What this task involves:
Find the word "edad" in the data. Return every line where it appears.

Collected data
+ + + + +
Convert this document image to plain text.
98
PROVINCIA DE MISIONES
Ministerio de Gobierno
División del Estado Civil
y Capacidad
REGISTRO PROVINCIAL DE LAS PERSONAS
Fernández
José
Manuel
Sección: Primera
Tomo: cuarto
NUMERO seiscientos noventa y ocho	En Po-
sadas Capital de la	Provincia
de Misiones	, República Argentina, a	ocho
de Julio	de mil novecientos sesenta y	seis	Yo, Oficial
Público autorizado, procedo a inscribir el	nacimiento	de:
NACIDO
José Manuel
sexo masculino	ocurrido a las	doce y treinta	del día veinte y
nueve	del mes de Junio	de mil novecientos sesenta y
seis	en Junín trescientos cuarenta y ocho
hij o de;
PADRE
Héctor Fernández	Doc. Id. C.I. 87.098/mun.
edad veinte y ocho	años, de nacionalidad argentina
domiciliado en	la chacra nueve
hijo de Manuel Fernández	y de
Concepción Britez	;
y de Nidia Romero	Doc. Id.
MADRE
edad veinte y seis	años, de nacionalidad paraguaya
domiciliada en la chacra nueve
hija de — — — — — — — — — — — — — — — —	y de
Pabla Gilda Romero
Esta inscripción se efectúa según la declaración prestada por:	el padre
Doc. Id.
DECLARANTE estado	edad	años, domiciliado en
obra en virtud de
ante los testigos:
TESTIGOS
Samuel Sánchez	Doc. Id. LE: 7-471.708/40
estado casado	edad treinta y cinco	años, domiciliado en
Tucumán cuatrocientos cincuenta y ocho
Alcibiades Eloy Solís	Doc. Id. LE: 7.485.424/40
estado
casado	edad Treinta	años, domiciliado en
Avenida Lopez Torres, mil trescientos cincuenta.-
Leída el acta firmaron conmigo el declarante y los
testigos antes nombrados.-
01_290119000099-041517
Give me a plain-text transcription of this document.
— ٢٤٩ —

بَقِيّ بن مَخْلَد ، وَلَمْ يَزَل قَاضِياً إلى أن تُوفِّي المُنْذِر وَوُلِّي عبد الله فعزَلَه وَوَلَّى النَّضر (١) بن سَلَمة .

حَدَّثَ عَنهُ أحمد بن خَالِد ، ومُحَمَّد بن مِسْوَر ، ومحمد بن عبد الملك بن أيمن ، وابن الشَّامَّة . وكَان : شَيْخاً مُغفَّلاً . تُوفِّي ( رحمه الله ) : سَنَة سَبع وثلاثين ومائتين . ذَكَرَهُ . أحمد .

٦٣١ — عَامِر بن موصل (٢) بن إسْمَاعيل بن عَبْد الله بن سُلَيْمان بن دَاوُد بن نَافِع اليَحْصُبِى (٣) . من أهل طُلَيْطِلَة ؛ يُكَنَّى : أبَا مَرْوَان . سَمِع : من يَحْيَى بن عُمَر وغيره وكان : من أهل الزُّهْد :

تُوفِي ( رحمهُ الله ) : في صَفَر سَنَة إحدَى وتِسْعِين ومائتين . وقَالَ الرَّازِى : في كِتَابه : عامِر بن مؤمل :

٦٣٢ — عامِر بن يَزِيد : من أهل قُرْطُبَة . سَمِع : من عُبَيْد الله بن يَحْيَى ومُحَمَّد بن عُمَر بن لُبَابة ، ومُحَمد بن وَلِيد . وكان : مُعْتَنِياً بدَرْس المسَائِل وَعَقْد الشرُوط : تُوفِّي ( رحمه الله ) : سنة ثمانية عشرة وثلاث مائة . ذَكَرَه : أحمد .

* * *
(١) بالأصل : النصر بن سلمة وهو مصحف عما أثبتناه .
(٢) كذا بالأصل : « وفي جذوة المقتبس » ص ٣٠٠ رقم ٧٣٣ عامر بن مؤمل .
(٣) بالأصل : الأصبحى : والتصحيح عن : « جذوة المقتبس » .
+ + + + +
Written answer:
edad veinte y ocho	años, de nacionalidad argentina
edad veinte y seis	años, de nacionalidad paraguaya
DECLARANTE estado	edad	años, domiciliado en
estado casado	edad treinta y cinco	años, domiciliado en
casado	edad Treinta	años, domiciliado en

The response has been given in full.